* **Short problem**
Return each entry exactly, omitting nothing.

* **Given data**
------------------------------------------------------------------------
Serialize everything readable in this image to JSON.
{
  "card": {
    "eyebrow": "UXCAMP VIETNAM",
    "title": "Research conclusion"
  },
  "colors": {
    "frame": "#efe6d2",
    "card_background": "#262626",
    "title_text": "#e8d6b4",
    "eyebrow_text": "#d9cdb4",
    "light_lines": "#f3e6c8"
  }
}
------------------------------------------------------------------------
* **Answer to this problem**
Serialize everything readable in this image to JSON.
{
  "card": {
    "eyebrow": "UXCAMP VIETNAM",
    "title": "Research conclusion"
  },
  "colors": {
    "frame": "#efe6d2",
    "card_background": "#262626",
    "title_text": "#e8d6b4",
    "eyebrow_text": "#d9cdb4",
    "light_lines": "#f3e6c8"
  }
}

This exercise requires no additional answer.